[start]

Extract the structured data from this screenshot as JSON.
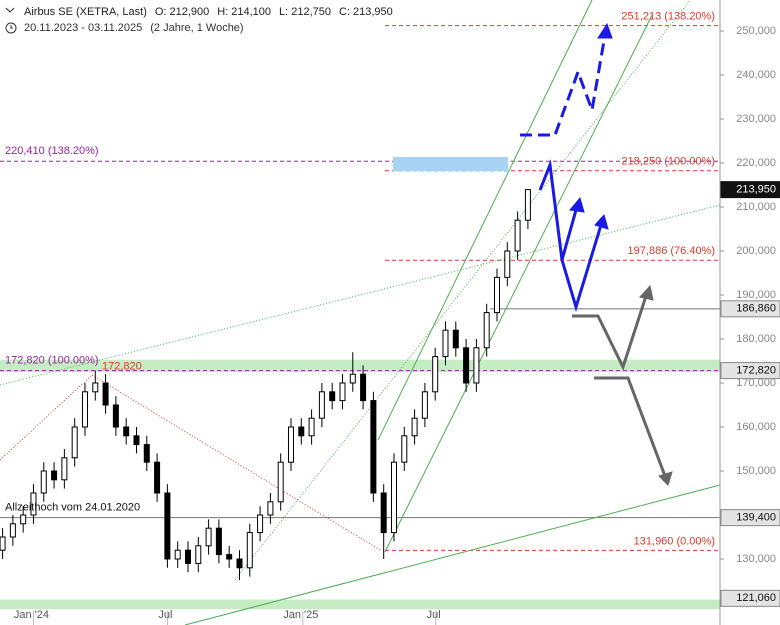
{
  "chart_data": {
    "type": "candlestick",
    "title": "Airbus SE (XETRA, Last)",
    "quote": [
      {
        "label": "O:",
        "value": "212,900"
      },
      {
        "label": "H:",
        "value": "214,100"
      },
      {
        "label": "L:",
        "value": "212,750"
      },
      {
        "label": "C:",
        "value": "213,950"
      }
    ],
    "period": "20.11.2023 - 03.11.2025",
    "period_note": "(2 Jahre, 1 Woche)",
    "x": [
      0,
      2,
      4,
      6,
      8,
      10,
      12,
      14,
      16,
      18,
      20,
      22,
      24,
      26,
      28,
      30,
      32,
      34,
      36,
      38,
      40,
      42,
      44,
      46,
      48,
      50,
      52,
      54,
      56,
      58,
      60,
      62,
      64,
      66,
      68,
      70,
      72,
      74,
      76,
      78,
      80,
      82,
      84,
      86,
      88,
      90,
      92,
      94,
      96,
      98,
      100,
      102
    ],
    "open": [
      132000,
      135000,
      138000,
      140000,
      145000,
      150000,
      148000,
      153000,
      160000,
      168000,
      170000,
      165000,
      160000,
      158000,
      156000,
      152000,
      145000,
      130000,
      132000,
      129000,
      133000,
      137000,
      131000,
      130000,
      128000,
      136000,
      140000,
      143000,
      152000,
      160000,
      158000,
      162000,
      168000,
      166000,
      170000,
      172000,
      166000,
      145000,
      136000,
      152000,
      158000,
      162000,
      168000,
      176000,
      182000,
      178000,
      170000,
      178000,
      186000,
      194000,
      200000,
      207000
    ],
    "high": [
      137000,
      140000,
      142000,
      147000,
      152000,
      152000,
      155000,
      162000,
      170000,
      172820,
      172000,
      167000,
      162000,
      160000,
      158000,
      154000,
      147000,
      134000,
      134000,
      135000,
      139000,
      139000,
      133000,
      132000,
      138000,
      142000,
      145000,
      154000,
      162000,
      162000,
      164000,
      170000,
      170000,
      172000,
      177000,
      174000,
      168000,
      147000,
      154000,
      160000,
      164000,
      170000,
      178000,
      184000,
      184000,
      180000,
      180000,
      188000,
      196000,
      202000,
      209000,
      214100
    ],
    "low": [
      130000,
      133000,
      136000,
      138000,
      143000,
      146000,
      146000,
      151000,
      158000,
      166000,
      163000,
      158000,
      156000,
      154000,
      150000,
      143000,
      128000,
      128000,
      127000,
      127000,
      131000,
      129000,
      128000,
      125200,
      126000,
      134000,
      138000,
      141000,
      150000,
      156000,
      156000,
      160000,
      164000,
      164000,
      168000,
      164000,
      143000,
      130000,
      134000,
      150000,
      156000,
      160000,
      166000,
      174000,
      176000,
      168000,
      168000,
      176000,
      184000,
      192000,
      198000,
      205000
    ],
    "close": [
      135000,
      138000,
      140000,
      145000,
      150000,
      148000,
      153000,
      160000,
      168000,
      170000,
      165000,
      160000,
      158000,
      156000,
      152000,
      145000,
      130000,
      132000,
      129000,
      133000,
      137000,
      131000,
      130000,
      128000,
      136000,
      140000,
      143000,
      152000,
      160000,
      158000,
      162000,
      168000,
      166000,
      170000,
      172000,
      166000,
      145000,
      136000,
      152000,
      158000,
      162000,
      168000,
      176000,
      182000,
      178000,
      170000,
      178000,
      186000,
      194000,
      200000,
      207000,
      213950
    ],
    "up_color": "#ffffff",
    "down_color": "#000000",
    "xlim": [
      -0.5,
      139.3
    ],
    "xticks": [
      {
        "value": 6,
        "label": "Jan '24"
      },
      {
        "value": 32,
        "label": "Jul"
      },
      {
        "value": 58.3,
        "label": "Jan '25"
      },
      {
        "value": 84.1,
        "label": "Jul"
      }
    ],
    "ylim": [
      115000,
      257045
    ],
    "yticks": [
      {
        "value": 130000,
        "label": "130,000"
      },
      {
        "value": 140000,
        "label": "140,000"
      },
      {
        "value": 150000,
        "label": "150,000"
      },
      {
        "value": 160000,
        "label": "160,000"
      },
      {
        "value": 170000,
        "label": "170,000"
      },
      {
        "value": 180000,
        "label": "180,000"
      },
      {
        "value": 190000,
        "label": "190,000"
      },
      {
        "value": 200000,
        "label": "200,000"
      },
      {
        "value": 210000,
        "label": "210,000"
      },
      {
        "value": 220000,
        "label": "220,000"
      },
      {
        "value": 230000,
        "label": "230,000"
      },
      {
        "value": 240000,
        "label": "240,000"
      },
      {
        "value": 250000,
        "label": "250,000"
      }
    ],
    "fib_levels": [
      {
        "value": 251213,
        "label": "251,213 (138.20%)",
        "color": "#e0392b"
      },
      {
        "value": 218250,
        "label": "218,250 (100.00%)",
        "color": "#e0392b"
      },
      {
        "value": 197886,
        "label": "197,886 (76.40%)",
        "color": "#e0392b"
      },
      {
        "value": 131960,
        "label": "131,960 (0.00%)",
        "color": "#e0392b"
      }
    ],
    "purple_levels": [
      {
        "value": 220410,
        "label": "220,410 (138.20%)",
        "color": "#9c1fa8"
      },
      {
        "value": 172820,
        "label": "172,820 (100.00%)",
        "color": "#9c1fa8"
      }
    ],
    "peak_label": {
      "value": 172820,
      "label": "172,820",
      "color": "#e0392b"
    },
    "ath_label": "Allzeithoch vom 24.01.2020",
    "zones": [
      {
        "from": 172500,
        "to": 175300,
        "color": "#c6ecc4"
      },
      {
        "from": 118600,
        "to": 120800,
        "color": "#c6ecc4"
      }
    ],
    "price_tags": [
      {
        "value": 213950,
        "label": "213,950",
        "color": "#111111"
      },
      {
        "value": 186860,
        "label": "186,860",
        "color": "#e4e4e4"
      },
      {
        "value": 172820,
        "label": "172,820",
        "color": "#e4e4e4"
      },
      {
        "value": 139400,
        "label": "139,400",
        "color": "#e4e4e4"
      },
      {
        "value": 121060,
        "label": "121,060",
        "color": "#e4e4e4"
      }
    ]
  }
}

[end]

# WHAT YOU HAVE TO DO
In this exercise, set down all of the data exactly, without the pictures.

# WORKED ANSWER
Extract the structured data from this screenshot as JSON.
{
  "chart_data": {
    "type": "candlestick",
    "title": "Airbus SE (XETRA, Last)",
    "quote": [
      {
        "label": "O:",
        "value": "212,900"
      },
      {
        "label": "H:",
        "value": "214,100"
      },
      {
        "label": "L:",
        "value": "212,750"
      },
      {
        "label": "C:",
        "value": "213,950"
      }
    ],
    "period": "20.11.2023 - 03.11.2025",
    "period_note": "(2 Jahre, 1 Woche)",
    "x": [
      0,
      2,
      4,
      6,
      8,
      10,
      12,
      14,
      16,
      18,
      20,
      22,
      24,
      26,
      28,
      30,
      32,
      34,
      36,
      38,
      40,
      42,
      44,
      46,
      48,
      50,
      52,
      54,
      56,
      58,
      60,
      62,
      64,
      66,
      68,
      70,
      72,
      74,
      76,
      78,
      80,
      82,
      84,
      86,
      88,
      90,
      92,
      94,
      96,
      98,
      100,
      102
    ],
    "open": [
      132000,
      135000,
      138000,
      140000,
      145000,
      150000,
      148000,
      153000,
      160000,
      168000,
      170000,
      165000,
      160000,
      158000,
      156000,
      152000,
      145000,
      130000,
      132000,
      129000,
      133000,
      137000,
      131000,
      130000,
      128000,
      136000,
      140000,
      143000,
      152000,
      160000,
      158000,
      162000,
      168000,
      166000,
      170000,
      172000,
      166000,
      145000,
      136000,
      152000,
      158000,
      162000,
      168000,
      176000,
      182000,
      178000,
      170000,
      178000,
      186000,
      194000,
      200000,
      207000
    ],
    "high": [
      137000,
      140000,
      142000,
      147000,
      152000,
      152000,
      155000,
      162000,
      170000,
      172820,
      172000,
      167000,
      162000,
      160000,
      158000,
      154000,
      147000,
      134000,
      134000,
      135000,
      139000,
      139000,
      133000,
      132000,
      138000,
      142000,
      145000,
      154000,
      162000,
      162000,
      164000,
      170000,
      170000,
      172000,
      177000,
      174000,
      168000,
      147000,
      154000,
      160000,
      164000,
      170000,
      178000,
      184000,
      184000,
      180000,
      180000,
      188000,
      196000,
      202000,
      209000,
      214100
    ],
    "low": [
      130000,
      133000,
      136000,
      138000,
      143000,
      146000,
      146000,
      151000,
      158000,
      166000,
      163000,
      158000,
      156000,
      154000,
      150000,
      143000,
      128000,
      128000,
      127000,
      127000,
      131000,
      129000,
      128000,
      125200,
      126000,
      134000,
      138000,
      141000,
      150000,
      156000,
      156000,
      160000,
      164000,
      164000,
      168000,
      164000,
      143000,
      130000,
      134000,
      150000,
      156000,
      160000,
      166000,
      174000,
      176000,
      168000,
      168000,
      176000,
      184000,
      192000,
      198000,
      205000
    ],
    "close": [
      135000,
      138000,
      140000,
      145000,
      150000,
      148000,
      153000,
      160000,
      168000,
      170000,
      165000,
      160000,
      158000,
      156000,
      152000,
      145000,
      130000,
      132000,
      129000,
      133000,
      137000,
      131000,
      130000,
      128000,
      136000,
      140000,
      143000,
      152000,
      160000,
      158000,
      162000,
      168000,
      166000,
      170000,
      172000,
      166000,
      145000,
      136000,
      152000,
      158000,
      162000,
      168000,
      176000,
      182000,
      178000,
      170000,
      178000,
      186000,
      194000,
      200000,
      207000,
      213950
    ],
    "up_color": "#ffffff",
    "down_color": "#000000",
    "xlim": [
      -0.5,
      139.3
    ],
    "xticks": [
      {
        "value": 6,
        "label": "Jan '24"
      },
      {
        "value": 32,
        "label": "Jul"
      },
      {
        "value": 58.3,
        "label": "Jan '25"
      },
      {
        "value": 84.1,
        "label": "Jul"
      }
    ],
    "ylim": [
      115000,
      257045
    ],
    "yticks": [
      {
        "value": 130000,
        "label": "130,000"
      },
      {
        "value": 140000,
        "label": "140,000"
      },
      {
        "value": 150000,
        "label": "150,000"
      },
      {
        "value": 160000,
        "label": "160,000"
      },
      {
        "value": 170000,
        "label": "170,000"
      },
      {
        "value": 180000,
        "label": "180,000"
      },
      {
        "value": 190000,
        "label": "190,000"
      },
      {
        "value": 200000,
        "label": "200,000"
      },
      {
        "value": 210000,
        "label": "210,000"
      },
      {
        "value": 220000,
        "label": "220,000"
      },
      {
        "value": 230000,
        "label": "230,000"
      },
      {
        "value": 240000,
        "label": "240,000"
      },
      {
        "value": 250000,
        "label": "250,000"
      }
    ],
    "fib_levels": [
      {
        "value": 251213,
        "label": "251,213 (138.20%)",
        "color": "#e0392b"
      },
      {
        "value": 218250,
        "label": "218,250 (100.00%)",
        "color": "#e0392b"
      },
      {
        "value": 197886,
        "label": "197,886 (76.40%)",
        "color": "#e0392b"
      },
      {
        "value": 131960,
        "label": "131,960 (0.00%)",
        "color": "#e0392b"
      }
    ],
    "purple_levels": [
      {
        "value": 220410,
        "label": "220,410 (138.20%)",
        "color": "#9c1fa8"
      },
      {
        "value": 172820,
        "label": "172,820 (100.00%)",
        "color": "#9c1fa8"
      }
    ],
    "peak_label": {
      "value": 172820,
      "label": "172,820",
      "color": "#e0392b"
    },
    "ath_label": "Allzeithoch vom 24.01.2020",
    "zones": [
      {
        "from": 172500,
        "to": 175300,
        "color": "#c6ecc4"
      },
      {
        "from": 118600,
        "to": 120800,
        "color": "#c6ecc4"
      }
    ],
    "price_tags": [
      {
        "value": 213950,
        "label": "213,950",
        "color": "#111111"
      },
      {
        "value": 186860,
        "label": "186,860",
        "color": "#e4e4e4"
      },
      {
        "value": 172820,
        "label": "172,820",
        "color": "#e4e4e4"
      },
      {
        "value": 139400,
        "label": "139,400",
        "color": "#e4e4e4"
      },
      {
        "value": 121060,
        "label": "121,060",
        "color": "#e4e4e4"
      }
    ]
  }
}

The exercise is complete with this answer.